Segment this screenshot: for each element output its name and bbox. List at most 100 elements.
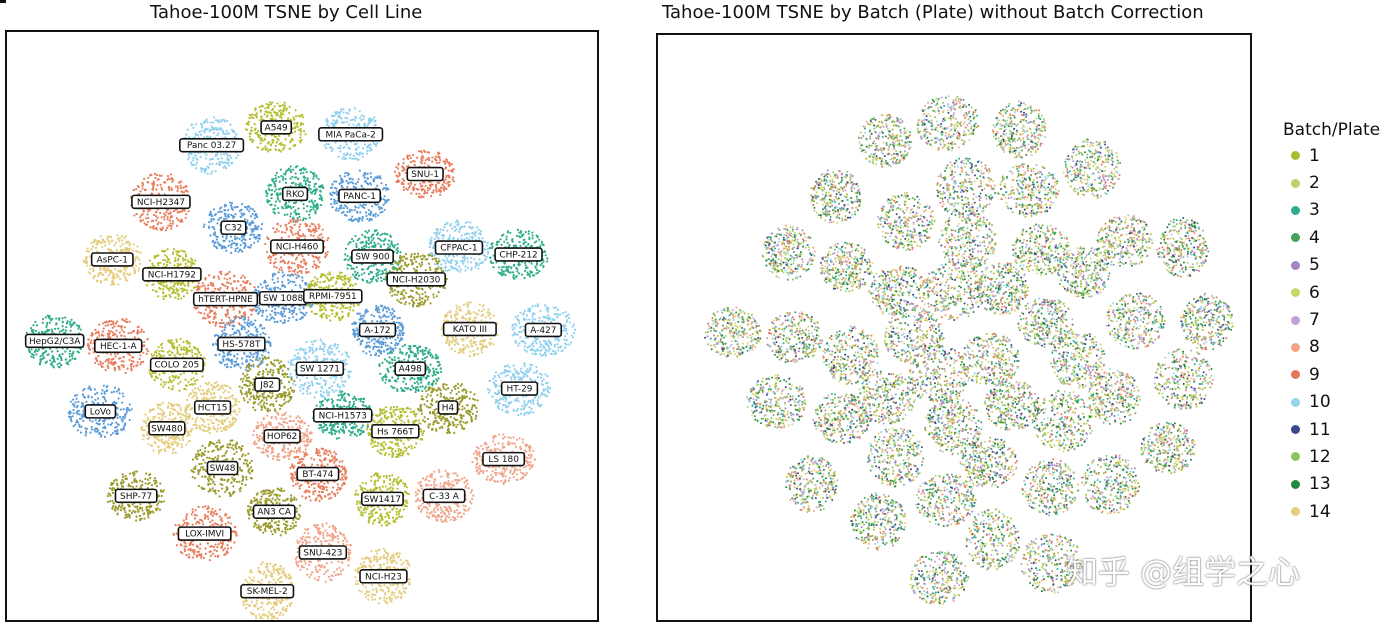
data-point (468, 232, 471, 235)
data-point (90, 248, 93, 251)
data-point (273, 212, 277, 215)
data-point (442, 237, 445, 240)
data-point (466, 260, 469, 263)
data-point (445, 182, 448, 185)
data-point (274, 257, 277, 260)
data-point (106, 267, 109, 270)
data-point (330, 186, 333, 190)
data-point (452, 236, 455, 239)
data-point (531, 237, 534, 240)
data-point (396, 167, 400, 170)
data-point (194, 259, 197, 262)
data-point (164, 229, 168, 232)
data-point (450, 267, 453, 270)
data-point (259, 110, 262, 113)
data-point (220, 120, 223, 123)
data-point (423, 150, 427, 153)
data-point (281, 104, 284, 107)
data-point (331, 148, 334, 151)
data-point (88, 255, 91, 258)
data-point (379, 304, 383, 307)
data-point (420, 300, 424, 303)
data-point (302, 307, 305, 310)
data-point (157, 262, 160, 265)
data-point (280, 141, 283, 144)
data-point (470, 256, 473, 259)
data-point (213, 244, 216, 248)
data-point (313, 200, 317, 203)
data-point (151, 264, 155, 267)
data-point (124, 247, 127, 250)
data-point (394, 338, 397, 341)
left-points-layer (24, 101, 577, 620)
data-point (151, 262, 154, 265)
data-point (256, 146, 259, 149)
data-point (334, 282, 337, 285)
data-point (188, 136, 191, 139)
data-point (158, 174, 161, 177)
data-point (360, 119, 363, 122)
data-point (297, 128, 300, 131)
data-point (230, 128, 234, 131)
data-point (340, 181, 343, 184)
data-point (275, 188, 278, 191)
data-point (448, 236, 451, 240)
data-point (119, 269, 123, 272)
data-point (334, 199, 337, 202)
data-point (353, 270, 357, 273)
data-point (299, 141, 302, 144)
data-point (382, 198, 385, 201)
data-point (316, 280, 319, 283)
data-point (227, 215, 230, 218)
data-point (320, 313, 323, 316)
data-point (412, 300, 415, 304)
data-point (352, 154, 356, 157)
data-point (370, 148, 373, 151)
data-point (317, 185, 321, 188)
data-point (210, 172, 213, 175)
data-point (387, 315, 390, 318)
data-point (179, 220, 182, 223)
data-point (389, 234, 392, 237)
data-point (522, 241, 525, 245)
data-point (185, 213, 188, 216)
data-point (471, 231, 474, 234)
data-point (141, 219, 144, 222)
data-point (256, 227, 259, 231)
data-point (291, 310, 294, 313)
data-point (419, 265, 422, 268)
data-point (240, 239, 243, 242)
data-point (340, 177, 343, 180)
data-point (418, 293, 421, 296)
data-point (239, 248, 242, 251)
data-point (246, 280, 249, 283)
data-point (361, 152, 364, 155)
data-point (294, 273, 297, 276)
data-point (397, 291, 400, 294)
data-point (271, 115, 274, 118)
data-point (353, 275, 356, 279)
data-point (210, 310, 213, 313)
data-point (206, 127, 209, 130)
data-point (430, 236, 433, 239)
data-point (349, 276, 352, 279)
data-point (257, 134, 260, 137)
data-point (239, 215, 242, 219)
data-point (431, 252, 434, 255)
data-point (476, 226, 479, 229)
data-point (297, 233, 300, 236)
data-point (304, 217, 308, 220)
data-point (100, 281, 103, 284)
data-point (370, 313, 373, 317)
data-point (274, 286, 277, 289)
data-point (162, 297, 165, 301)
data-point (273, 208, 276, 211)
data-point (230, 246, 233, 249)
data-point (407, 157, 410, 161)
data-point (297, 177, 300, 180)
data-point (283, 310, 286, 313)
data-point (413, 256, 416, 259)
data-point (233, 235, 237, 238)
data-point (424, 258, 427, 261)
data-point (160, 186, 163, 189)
--
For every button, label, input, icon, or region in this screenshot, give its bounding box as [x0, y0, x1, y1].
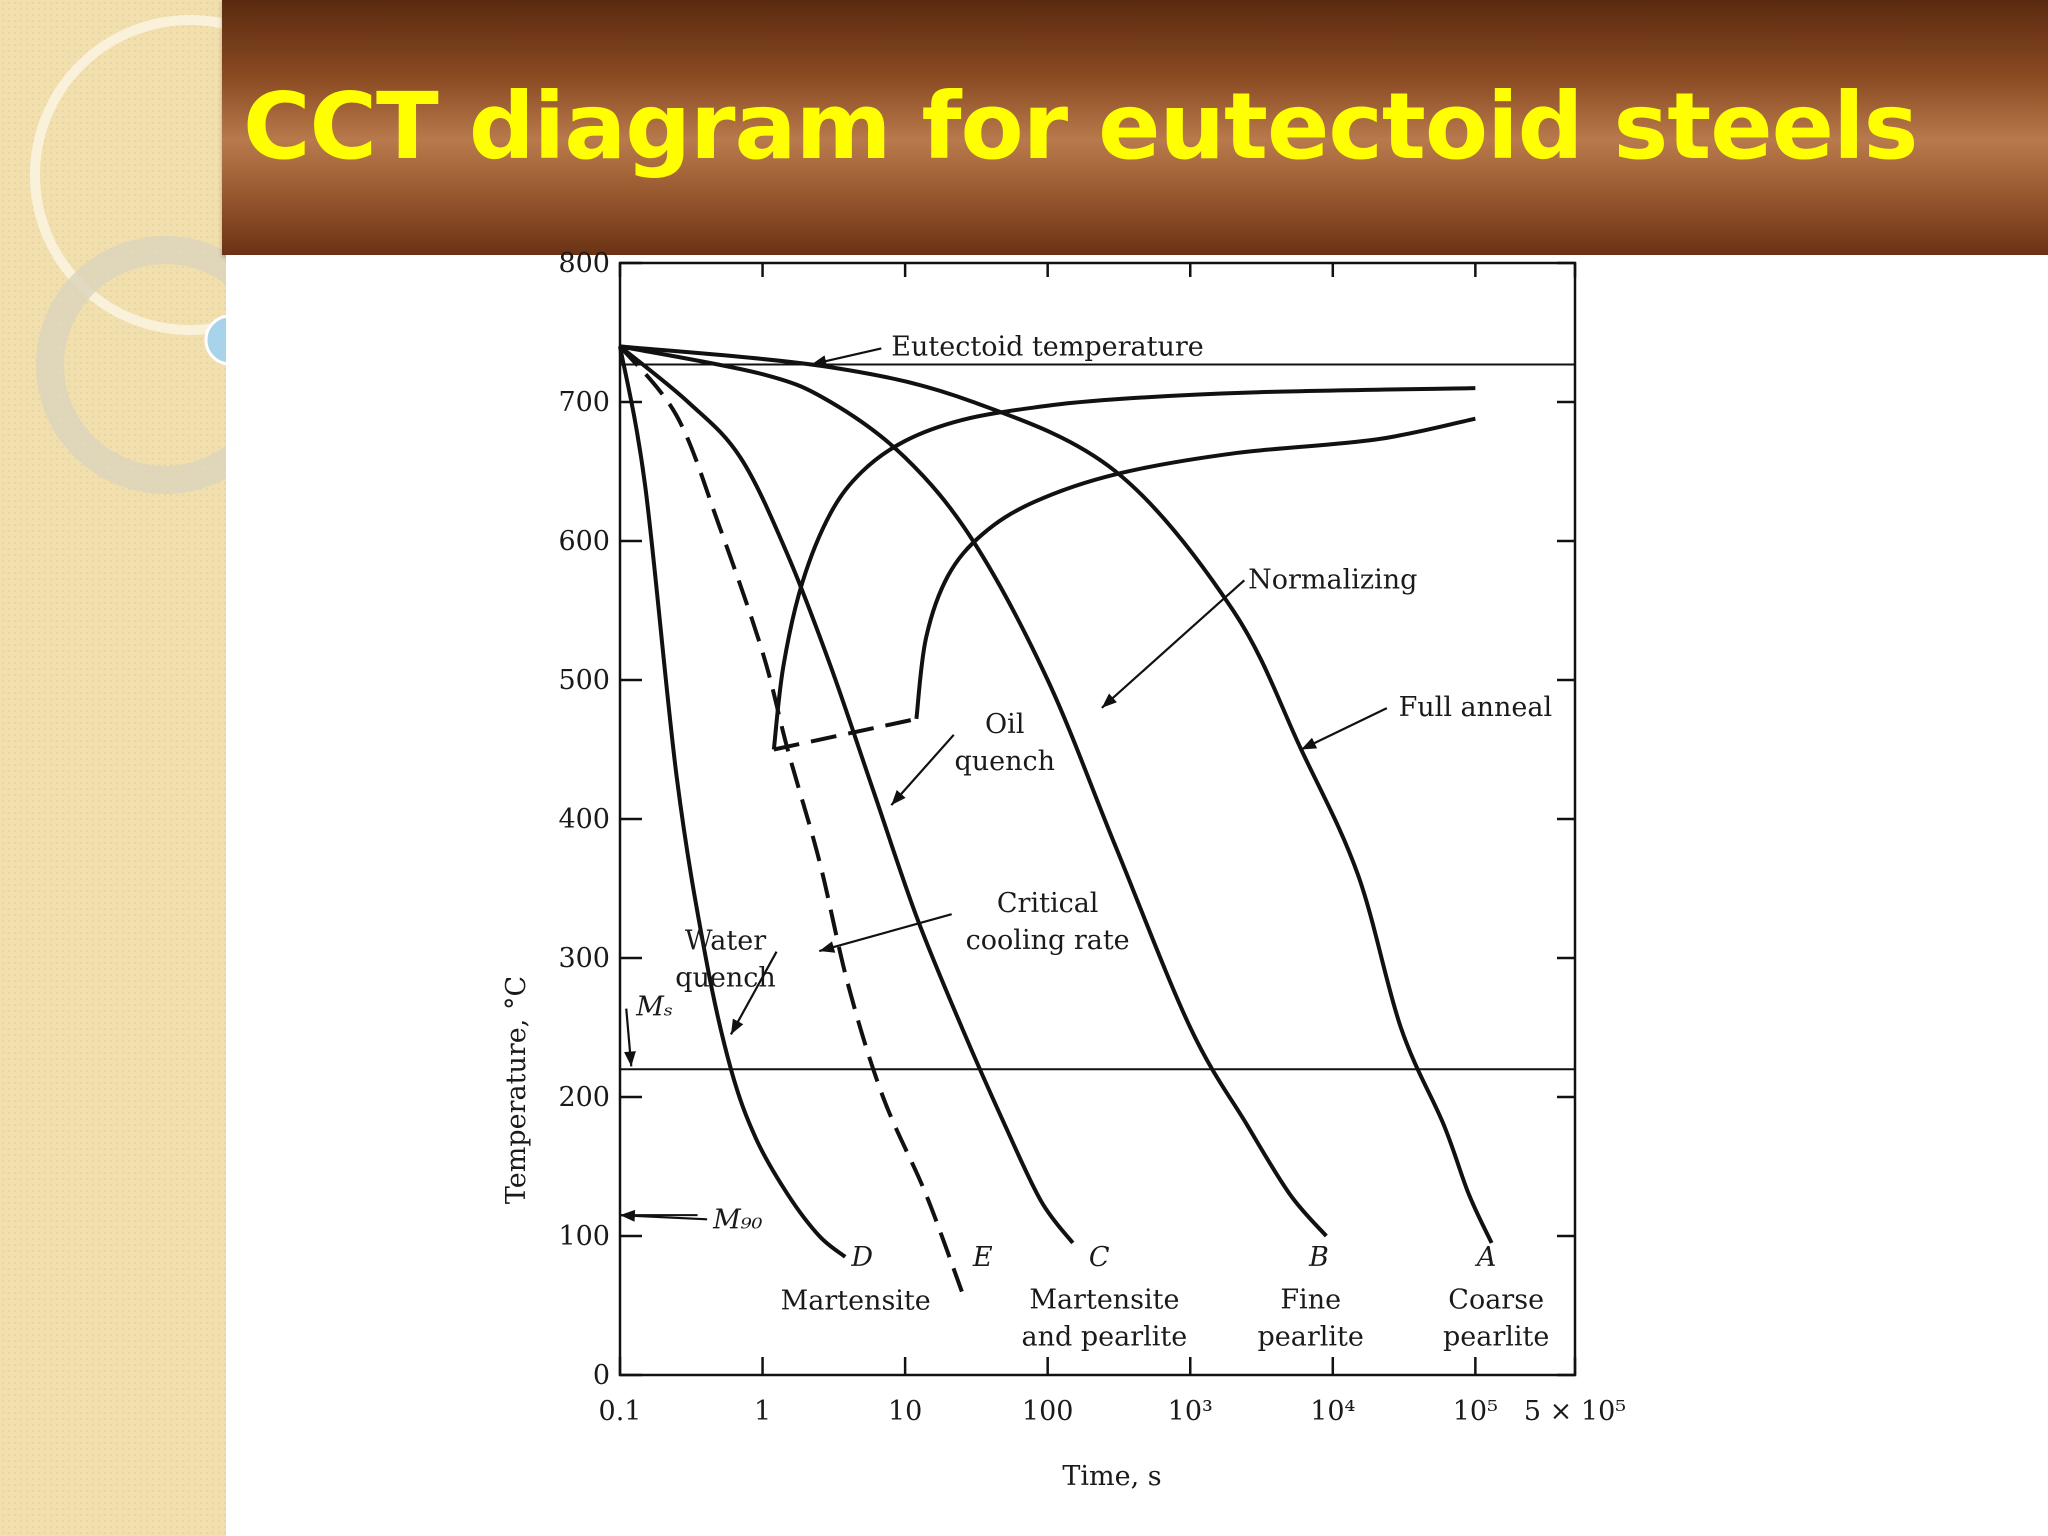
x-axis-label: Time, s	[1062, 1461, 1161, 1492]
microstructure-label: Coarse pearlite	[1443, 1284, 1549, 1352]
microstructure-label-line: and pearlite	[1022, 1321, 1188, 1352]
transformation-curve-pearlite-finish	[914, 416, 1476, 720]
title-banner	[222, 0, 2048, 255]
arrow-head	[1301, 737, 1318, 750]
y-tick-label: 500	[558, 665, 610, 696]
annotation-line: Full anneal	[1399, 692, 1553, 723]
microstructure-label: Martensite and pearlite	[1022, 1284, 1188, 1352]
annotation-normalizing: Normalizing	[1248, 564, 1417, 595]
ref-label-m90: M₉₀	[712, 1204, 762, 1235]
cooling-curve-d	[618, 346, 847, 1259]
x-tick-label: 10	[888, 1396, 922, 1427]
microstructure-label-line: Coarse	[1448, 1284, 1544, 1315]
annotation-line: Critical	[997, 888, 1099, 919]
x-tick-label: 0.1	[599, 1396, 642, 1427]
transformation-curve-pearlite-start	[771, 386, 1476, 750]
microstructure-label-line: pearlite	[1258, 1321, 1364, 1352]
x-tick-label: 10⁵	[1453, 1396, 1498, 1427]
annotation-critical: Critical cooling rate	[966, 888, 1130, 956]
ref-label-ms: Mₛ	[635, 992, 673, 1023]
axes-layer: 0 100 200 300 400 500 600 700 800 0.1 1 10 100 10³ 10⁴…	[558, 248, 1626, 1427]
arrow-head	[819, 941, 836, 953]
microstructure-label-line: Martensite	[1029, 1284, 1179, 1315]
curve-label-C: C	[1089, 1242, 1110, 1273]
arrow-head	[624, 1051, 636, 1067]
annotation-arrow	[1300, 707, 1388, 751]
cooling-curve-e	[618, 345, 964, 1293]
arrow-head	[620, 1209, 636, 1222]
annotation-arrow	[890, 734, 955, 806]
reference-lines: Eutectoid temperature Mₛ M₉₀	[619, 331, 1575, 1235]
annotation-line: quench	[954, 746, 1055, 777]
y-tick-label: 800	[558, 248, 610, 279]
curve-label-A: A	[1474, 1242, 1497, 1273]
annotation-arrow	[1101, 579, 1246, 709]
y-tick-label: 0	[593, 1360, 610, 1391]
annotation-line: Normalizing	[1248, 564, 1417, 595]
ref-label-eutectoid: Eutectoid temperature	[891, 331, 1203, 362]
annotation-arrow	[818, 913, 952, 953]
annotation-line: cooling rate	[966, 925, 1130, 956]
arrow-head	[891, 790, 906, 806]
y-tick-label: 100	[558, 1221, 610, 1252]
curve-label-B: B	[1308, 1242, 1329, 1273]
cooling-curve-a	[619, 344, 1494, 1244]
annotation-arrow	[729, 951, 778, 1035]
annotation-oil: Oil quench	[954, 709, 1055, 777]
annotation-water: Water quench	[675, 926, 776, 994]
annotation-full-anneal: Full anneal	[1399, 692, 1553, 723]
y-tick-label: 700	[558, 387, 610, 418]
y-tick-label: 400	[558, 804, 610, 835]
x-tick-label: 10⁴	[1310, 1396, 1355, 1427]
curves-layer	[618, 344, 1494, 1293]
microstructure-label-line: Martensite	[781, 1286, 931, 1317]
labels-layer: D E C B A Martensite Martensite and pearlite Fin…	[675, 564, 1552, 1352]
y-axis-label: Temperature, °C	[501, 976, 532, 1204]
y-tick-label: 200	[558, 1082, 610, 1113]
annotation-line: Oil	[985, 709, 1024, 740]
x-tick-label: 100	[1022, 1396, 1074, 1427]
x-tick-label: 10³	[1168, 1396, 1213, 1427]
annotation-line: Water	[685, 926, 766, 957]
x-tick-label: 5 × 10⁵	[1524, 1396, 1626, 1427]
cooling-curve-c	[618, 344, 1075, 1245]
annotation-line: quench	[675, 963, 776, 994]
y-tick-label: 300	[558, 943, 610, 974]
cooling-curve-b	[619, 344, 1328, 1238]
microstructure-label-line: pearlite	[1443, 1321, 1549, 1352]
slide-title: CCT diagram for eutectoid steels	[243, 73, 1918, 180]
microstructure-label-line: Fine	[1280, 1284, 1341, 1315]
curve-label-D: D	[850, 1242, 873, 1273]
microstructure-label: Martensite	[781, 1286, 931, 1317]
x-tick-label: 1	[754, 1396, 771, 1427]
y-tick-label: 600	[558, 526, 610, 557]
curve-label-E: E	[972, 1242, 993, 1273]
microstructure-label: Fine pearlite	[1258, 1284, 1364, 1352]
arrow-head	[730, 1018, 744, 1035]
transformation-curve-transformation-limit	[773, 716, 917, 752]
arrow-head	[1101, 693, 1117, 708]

> _PROMPT_: Collect every line in the data above that contains the string "anneal".

> _ANSWER TO THE TASK_:
annotation-line: Full anneal	[1399, 692, 1553, 723]
annotation-full-anneal: Full anneal	[1399, 692, 1553, 723]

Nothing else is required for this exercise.